Objective 1 >>
Decide whether each statement agrees with the blog post "Suits and birthdays." For each, answer yes or no and quote the words of the blog post that decide it. (a) The uncle's wedding is planned for June. (b) After hearing the thud, Caryn found one of the children on the floor. (c) The Sunday lunch at the pub was disappointing.

** begin Reading passage **

Sunday, April 29

Suits and birthdays


We have had quite a weekend of it. Uncle Christopher is getting married in June so yesterday was suit fitting time for me, him and the boy. Lukey has never worn anything smart in little life (much like his dad, really), so it was a bit of shock to see him dressed like a man, only in miniature. I guess it was probably as much of a shock for him to see me dressed smart, like. He did look rather good though. And he found a hat which kept him entertained for some time.

Woke up this morning to an interesting sight. Caryn says she heard a dull thud in the night and thought it was one of the children falling out of bed. Couldn't find one on the floor so gave up and came back to bed.

We think, Watson, that it just fell over - the evidence? No rowdy noise before or after, no sign of any other damage on our street, no reports of silent wall knocking down gangs roaming the streets at night.

Next door reckon the previous owners rebuild that part of the wall which would explain its sudden falling over - arch DIY bodgers of the highest order... a tale for another time, or perhaps not.

Lastly, with my brother in town for the weekend, the whole family managed to make it out for Sunday lunch. Caryn (pictured, looking very lovely don't you think?) and my dad (he's not 65, no, no, no. Really he isn't. And he absolutely doesn't have a free bus pass. Nope.) had their birthday's last week so it was a good excuse.

For some reason, Sunday lunch seems to be the hardest meal to get right when eaten out (maybe we're just eating in the wrong places), but this was surprisingly good. Little pub just down the road - if anyone's planning on coming to Norfolk, let us know and we'll book a table. Good play bit outside for the kids too. Smashing.

** end Reading passage **
** begin Material for the task **

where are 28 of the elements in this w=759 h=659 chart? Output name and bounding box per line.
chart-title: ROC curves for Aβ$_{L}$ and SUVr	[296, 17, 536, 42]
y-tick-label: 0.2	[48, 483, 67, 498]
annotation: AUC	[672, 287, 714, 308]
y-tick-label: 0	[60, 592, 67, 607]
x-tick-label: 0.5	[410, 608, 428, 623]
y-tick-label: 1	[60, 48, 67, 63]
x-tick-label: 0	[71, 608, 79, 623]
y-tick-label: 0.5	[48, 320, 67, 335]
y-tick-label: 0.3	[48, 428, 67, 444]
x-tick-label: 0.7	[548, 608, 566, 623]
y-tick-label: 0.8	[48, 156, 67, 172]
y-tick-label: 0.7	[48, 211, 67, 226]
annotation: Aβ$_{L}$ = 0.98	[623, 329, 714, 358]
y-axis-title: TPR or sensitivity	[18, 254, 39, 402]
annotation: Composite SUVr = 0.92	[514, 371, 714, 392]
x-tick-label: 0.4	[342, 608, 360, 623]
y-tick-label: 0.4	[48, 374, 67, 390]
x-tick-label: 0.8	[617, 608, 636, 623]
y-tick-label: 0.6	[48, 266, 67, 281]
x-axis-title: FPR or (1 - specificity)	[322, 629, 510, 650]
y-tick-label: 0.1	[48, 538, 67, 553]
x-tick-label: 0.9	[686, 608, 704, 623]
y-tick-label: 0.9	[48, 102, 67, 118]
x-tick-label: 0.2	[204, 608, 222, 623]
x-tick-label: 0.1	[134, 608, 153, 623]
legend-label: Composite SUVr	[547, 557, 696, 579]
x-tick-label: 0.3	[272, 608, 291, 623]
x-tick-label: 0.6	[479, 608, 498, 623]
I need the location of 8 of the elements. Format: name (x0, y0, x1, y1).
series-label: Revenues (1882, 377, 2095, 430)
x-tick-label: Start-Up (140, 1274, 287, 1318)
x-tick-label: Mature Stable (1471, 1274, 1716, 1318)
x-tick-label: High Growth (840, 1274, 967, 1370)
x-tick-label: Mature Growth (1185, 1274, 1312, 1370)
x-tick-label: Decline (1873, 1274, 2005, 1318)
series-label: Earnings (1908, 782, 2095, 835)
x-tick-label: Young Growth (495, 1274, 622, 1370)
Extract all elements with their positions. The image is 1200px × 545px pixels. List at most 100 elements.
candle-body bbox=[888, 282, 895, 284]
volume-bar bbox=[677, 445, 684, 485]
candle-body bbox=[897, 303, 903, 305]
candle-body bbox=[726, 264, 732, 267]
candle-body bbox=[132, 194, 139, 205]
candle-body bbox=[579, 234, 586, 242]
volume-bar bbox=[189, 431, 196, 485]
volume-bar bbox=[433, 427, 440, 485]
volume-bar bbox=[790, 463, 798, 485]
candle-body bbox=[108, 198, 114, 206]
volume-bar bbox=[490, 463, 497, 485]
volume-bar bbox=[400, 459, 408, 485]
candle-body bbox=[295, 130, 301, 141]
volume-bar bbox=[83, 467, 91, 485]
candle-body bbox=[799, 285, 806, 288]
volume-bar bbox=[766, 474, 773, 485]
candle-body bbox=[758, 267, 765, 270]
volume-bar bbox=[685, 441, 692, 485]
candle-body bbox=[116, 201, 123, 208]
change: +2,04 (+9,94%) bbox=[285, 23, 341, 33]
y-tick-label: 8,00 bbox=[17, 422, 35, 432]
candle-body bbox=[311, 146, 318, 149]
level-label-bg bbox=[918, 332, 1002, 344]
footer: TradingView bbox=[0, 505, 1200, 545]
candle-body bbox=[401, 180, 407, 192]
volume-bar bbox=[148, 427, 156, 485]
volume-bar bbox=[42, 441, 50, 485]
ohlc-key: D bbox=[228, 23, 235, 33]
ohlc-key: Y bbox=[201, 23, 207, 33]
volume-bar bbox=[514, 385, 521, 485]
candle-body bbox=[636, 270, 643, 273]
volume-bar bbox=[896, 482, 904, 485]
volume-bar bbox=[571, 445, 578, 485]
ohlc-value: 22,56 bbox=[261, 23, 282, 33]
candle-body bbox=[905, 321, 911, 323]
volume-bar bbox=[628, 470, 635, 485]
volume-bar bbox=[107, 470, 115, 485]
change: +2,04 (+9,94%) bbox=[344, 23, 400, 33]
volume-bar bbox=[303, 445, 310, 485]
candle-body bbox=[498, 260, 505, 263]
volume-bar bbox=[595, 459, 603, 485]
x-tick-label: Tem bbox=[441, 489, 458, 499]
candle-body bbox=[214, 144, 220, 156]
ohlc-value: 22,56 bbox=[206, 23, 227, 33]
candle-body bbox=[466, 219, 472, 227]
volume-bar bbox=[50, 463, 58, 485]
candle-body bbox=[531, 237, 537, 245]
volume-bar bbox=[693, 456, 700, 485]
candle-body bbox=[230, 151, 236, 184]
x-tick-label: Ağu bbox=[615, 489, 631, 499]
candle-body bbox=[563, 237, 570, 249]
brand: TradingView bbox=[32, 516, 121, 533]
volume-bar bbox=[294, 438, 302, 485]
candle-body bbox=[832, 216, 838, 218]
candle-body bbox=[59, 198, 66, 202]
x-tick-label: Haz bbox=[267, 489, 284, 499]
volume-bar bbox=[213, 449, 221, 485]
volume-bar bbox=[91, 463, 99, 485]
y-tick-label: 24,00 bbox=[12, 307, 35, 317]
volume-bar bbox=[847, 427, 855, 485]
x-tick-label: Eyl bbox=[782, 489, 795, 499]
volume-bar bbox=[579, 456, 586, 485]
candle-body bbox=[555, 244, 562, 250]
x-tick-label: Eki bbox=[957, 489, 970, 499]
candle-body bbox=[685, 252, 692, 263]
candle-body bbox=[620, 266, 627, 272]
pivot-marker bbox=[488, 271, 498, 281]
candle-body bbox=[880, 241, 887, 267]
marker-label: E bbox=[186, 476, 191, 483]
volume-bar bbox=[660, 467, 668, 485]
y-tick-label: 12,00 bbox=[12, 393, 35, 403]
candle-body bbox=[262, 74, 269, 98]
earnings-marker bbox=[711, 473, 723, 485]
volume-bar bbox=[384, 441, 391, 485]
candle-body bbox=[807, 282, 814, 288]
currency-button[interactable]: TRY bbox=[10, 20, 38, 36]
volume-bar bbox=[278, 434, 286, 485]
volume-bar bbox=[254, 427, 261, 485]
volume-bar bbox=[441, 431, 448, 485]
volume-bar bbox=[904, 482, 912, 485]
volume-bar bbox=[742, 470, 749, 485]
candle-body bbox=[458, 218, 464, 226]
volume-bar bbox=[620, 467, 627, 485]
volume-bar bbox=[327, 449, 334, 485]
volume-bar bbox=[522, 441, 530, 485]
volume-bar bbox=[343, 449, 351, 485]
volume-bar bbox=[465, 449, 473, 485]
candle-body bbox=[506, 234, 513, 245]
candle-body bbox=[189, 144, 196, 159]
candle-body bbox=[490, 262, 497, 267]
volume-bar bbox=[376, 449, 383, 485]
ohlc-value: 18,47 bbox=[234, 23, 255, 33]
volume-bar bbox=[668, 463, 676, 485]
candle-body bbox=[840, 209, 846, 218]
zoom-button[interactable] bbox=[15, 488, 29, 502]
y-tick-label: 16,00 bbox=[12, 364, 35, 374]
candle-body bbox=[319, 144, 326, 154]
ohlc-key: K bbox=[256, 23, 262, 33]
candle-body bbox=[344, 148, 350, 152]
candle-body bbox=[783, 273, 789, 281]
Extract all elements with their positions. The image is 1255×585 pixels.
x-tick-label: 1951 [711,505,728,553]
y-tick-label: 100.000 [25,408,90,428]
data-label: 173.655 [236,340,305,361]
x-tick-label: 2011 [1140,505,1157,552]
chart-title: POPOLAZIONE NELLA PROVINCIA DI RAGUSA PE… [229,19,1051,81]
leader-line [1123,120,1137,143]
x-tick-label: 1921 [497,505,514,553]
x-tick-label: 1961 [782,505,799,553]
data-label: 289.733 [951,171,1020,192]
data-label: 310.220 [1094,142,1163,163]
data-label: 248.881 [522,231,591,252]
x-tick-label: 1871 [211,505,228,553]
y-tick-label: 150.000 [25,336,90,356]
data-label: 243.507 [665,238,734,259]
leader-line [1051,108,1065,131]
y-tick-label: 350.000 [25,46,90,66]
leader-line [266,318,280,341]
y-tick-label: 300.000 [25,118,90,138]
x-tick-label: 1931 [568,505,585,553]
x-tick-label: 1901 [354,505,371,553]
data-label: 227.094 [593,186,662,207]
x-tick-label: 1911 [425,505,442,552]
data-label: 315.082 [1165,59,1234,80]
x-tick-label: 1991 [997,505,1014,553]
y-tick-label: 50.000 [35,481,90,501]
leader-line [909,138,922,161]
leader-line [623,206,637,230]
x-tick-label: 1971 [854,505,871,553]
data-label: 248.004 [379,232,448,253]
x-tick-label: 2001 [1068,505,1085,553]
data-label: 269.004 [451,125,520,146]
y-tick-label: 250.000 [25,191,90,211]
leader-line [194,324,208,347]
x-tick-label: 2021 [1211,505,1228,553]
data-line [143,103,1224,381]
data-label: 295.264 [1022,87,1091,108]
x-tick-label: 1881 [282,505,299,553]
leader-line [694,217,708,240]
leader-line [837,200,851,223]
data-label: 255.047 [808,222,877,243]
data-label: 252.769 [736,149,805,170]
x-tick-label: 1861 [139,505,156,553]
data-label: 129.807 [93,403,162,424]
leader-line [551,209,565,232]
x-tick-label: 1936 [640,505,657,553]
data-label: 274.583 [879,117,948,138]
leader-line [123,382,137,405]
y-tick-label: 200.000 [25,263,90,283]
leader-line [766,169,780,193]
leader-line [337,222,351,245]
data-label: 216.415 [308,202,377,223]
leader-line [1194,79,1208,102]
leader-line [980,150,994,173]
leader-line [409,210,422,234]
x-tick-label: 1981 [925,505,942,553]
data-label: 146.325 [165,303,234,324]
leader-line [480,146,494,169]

** end Material for the task **

Objective 2 >>
Put the entries, from their first line up to and including the line that contains "287, 714, 308]", into a JSON list of strings with one string per line, leaving out blank lines.

Problem solution 1 >>
(a) Yes: "Uncle Christopher is getting married in June"
(b) No: "Couldn't find one on the floor so gave up and came back to bed."
(c) No: "but this was surprisingly good"

Problem solution 2 >>
[
  "where are 28 of the elements in this w=759 h=659 chart? Output name and bounding box per line.",
  "chart-title: ROC curves for Aβ$_{L}$ and SUVr\t[296, 17, 536, 42]",
  "y-tick-label: 0.2\t[48, 483, 67, 498]",
  "annotation: AUC\t[672, 287, 714, 308]"
]